*Brief*.
Filter the records for lines holding the string "zoom".

*Data section*.
■ ■ ■ ■ ■ ■ ■
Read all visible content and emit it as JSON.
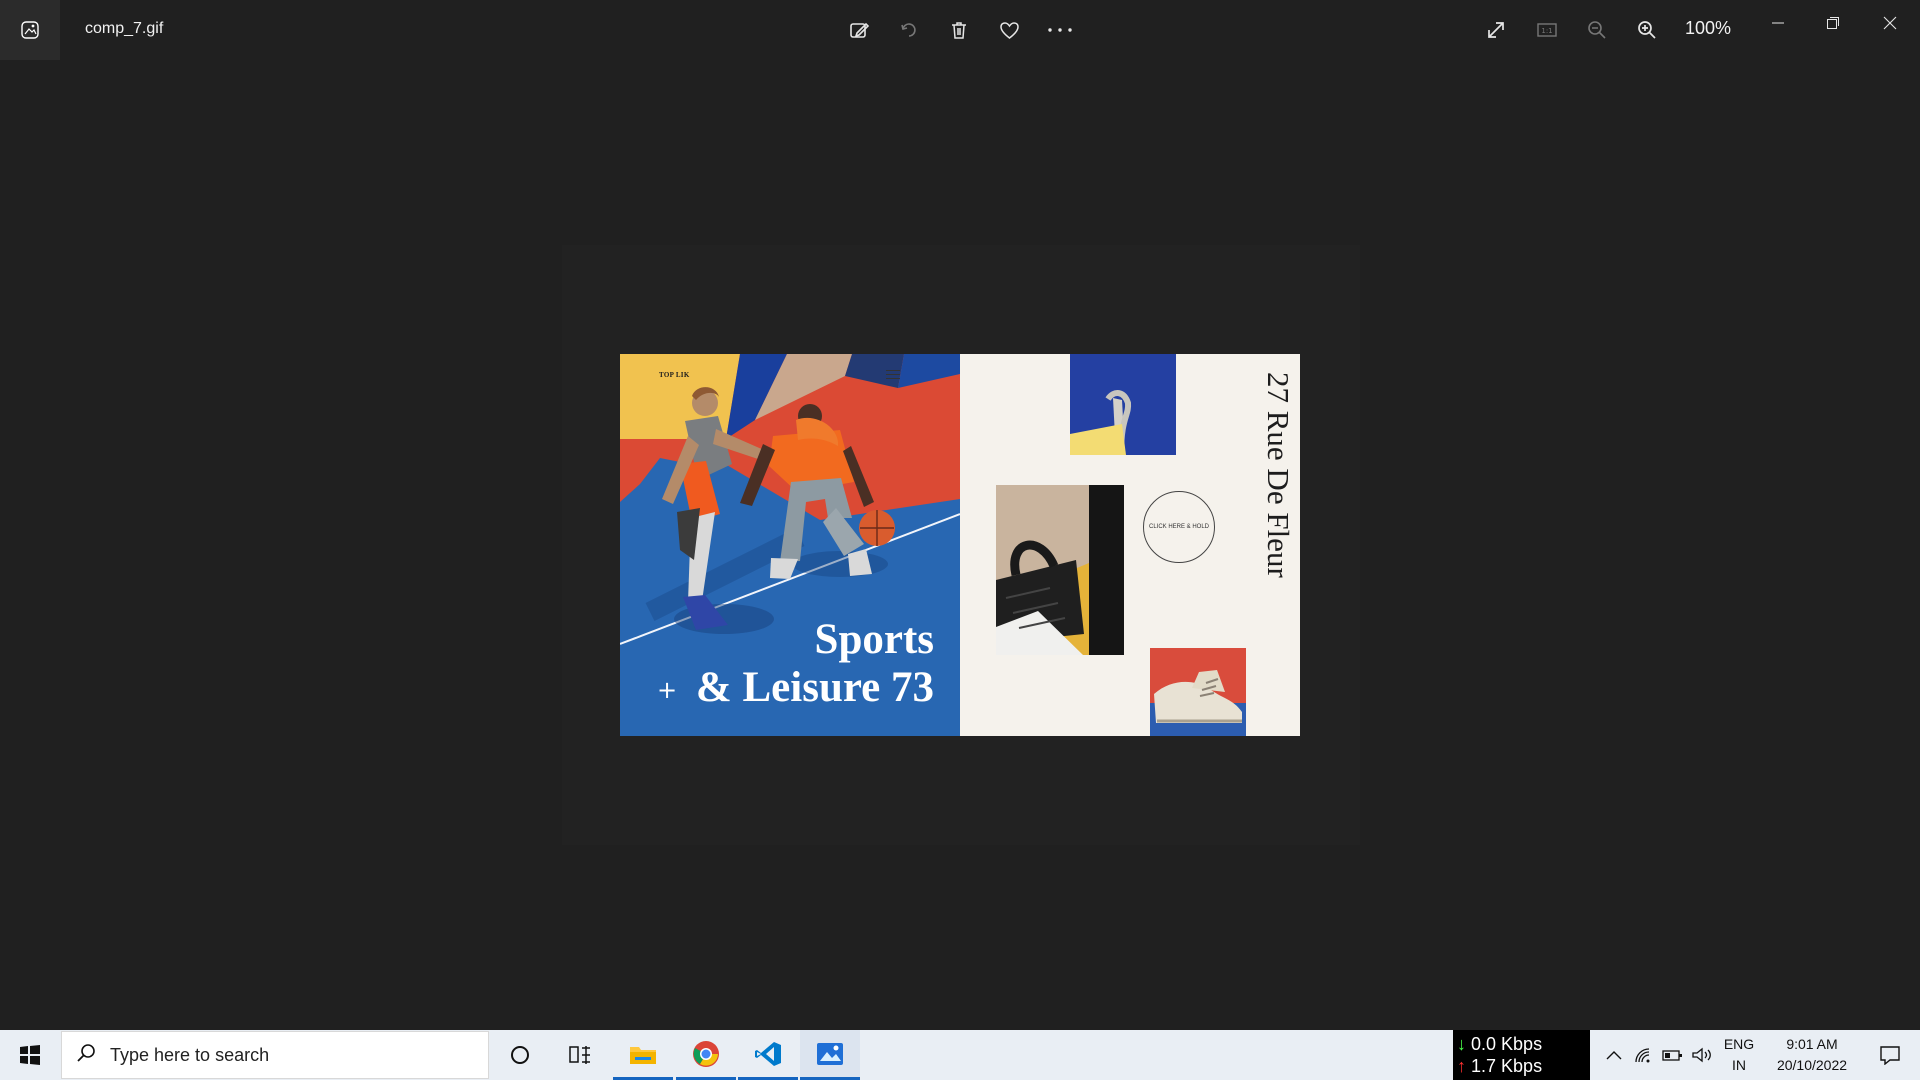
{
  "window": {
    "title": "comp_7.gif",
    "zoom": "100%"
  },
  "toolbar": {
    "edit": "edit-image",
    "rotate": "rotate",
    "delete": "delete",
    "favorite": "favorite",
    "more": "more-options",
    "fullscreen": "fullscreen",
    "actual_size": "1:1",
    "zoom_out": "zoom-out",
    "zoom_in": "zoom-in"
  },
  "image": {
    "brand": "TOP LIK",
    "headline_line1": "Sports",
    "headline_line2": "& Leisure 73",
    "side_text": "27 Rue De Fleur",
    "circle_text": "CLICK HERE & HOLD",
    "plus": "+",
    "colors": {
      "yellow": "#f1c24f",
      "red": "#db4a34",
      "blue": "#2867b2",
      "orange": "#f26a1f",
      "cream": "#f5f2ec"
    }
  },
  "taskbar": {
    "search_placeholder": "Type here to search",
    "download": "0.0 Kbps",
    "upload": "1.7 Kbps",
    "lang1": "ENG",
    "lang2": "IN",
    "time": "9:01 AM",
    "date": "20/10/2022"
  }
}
■ ■ ■ ■ ■ ■ ■
*Full output*.
    "zoom": "100%"
    "zoom_out": "zoom-out",
    "zoom_in": "zoom-in"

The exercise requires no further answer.